— START —

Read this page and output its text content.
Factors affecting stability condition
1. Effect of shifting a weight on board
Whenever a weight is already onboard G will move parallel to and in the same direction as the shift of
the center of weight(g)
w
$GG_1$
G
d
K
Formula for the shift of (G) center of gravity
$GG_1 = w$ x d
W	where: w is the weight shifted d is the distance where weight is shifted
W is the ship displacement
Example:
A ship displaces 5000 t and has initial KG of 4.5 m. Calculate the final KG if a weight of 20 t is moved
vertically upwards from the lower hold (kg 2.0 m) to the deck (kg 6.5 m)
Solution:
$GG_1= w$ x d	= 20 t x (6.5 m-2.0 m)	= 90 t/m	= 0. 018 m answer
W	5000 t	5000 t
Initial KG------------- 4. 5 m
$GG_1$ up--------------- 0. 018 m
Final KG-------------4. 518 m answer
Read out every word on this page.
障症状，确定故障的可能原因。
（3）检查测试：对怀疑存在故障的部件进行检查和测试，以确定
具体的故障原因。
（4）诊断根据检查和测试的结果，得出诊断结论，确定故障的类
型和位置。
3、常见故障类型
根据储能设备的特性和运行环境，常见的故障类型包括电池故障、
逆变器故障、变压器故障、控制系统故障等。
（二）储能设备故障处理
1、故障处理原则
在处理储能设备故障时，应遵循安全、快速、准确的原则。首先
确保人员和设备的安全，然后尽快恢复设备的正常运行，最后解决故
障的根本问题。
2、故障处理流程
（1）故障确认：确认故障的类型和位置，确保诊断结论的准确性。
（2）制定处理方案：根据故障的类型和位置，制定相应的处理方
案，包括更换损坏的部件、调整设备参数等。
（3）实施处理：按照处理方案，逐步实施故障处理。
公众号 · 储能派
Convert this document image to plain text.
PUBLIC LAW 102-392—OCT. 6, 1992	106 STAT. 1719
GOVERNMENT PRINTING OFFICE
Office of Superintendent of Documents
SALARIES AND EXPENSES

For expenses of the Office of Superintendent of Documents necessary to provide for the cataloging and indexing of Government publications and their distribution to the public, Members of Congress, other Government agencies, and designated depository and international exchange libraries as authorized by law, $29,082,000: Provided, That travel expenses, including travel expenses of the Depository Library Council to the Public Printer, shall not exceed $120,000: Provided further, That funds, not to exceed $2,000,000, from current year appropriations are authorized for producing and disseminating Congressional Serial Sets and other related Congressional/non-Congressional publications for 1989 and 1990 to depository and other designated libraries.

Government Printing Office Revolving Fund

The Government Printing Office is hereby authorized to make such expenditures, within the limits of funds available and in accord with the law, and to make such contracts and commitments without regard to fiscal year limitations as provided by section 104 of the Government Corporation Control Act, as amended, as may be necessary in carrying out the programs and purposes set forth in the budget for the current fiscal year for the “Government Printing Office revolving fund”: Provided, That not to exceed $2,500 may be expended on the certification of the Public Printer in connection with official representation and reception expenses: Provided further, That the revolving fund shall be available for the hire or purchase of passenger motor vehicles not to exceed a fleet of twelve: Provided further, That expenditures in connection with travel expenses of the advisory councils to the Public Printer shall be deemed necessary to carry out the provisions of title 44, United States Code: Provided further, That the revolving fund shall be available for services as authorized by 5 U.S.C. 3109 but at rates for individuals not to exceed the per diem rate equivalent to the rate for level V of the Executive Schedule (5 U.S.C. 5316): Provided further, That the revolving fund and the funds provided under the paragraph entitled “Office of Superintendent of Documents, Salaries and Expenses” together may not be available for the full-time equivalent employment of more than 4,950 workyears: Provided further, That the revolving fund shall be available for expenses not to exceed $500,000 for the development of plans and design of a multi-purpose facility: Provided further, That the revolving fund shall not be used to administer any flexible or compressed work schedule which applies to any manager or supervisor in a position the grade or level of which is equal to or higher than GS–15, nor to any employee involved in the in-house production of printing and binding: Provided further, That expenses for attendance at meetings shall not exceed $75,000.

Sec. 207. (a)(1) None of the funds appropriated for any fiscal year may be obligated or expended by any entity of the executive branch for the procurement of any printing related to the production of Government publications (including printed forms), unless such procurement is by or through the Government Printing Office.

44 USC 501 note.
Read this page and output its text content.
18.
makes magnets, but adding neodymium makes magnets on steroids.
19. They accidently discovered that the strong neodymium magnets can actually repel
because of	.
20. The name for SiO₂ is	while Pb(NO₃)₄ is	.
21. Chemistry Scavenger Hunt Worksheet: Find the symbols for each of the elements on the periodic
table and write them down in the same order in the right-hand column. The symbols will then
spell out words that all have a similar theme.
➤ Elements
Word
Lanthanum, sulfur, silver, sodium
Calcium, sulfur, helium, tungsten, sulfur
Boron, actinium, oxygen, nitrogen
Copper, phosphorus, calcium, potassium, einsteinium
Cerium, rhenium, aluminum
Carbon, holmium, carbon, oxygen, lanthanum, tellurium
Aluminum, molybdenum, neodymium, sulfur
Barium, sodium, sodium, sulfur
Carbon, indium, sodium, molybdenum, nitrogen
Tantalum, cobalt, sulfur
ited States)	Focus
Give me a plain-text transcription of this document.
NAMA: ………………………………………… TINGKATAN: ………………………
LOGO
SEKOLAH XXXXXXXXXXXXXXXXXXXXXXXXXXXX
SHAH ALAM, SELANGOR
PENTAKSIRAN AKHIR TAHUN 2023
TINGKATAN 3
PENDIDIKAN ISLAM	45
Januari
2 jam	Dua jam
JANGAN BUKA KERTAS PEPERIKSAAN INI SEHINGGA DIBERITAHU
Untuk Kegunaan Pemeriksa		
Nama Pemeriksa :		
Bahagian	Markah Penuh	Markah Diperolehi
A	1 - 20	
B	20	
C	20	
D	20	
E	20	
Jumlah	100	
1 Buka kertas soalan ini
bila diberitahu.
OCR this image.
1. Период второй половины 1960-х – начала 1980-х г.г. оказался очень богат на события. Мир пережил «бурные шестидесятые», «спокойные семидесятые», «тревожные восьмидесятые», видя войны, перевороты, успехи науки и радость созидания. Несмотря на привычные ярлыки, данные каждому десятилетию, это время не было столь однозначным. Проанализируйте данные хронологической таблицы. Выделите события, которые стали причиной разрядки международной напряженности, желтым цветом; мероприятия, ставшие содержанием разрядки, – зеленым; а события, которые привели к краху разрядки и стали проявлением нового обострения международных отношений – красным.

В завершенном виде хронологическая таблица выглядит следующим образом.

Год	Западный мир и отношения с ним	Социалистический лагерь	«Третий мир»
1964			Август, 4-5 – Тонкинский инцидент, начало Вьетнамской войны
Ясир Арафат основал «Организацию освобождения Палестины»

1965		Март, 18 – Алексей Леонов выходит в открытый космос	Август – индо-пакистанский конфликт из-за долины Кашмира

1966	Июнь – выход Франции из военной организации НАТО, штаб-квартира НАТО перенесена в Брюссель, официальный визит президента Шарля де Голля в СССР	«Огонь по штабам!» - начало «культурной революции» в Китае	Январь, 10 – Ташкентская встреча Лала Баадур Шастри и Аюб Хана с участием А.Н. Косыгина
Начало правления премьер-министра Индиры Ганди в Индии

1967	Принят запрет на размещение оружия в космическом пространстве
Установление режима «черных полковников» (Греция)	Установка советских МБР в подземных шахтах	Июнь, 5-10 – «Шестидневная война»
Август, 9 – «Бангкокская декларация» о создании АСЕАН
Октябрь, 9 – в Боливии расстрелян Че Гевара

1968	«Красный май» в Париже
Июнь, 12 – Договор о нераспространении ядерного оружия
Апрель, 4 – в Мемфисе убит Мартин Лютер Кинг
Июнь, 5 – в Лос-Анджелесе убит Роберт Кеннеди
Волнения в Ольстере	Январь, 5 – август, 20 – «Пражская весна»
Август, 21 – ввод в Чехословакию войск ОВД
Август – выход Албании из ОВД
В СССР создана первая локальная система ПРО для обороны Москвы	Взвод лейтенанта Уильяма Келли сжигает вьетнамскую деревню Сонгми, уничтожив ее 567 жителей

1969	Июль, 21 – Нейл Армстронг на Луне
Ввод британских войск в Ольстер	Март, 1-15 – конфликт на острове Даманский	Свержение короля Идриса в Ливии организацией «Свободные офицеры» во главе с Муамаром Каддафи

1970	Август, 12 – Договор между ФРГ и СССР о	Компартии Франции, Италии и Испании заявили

— END —

BRIEF
Check each line of the entries for the string "symbols". Copy the lines that have it.

ANSWER IN FULL
21. Chemistry Scavenger Hunt Worksheet: Find the symbols for each of the elements on the periodic
table and write them down in the same order in the right-hand column. The symbols will then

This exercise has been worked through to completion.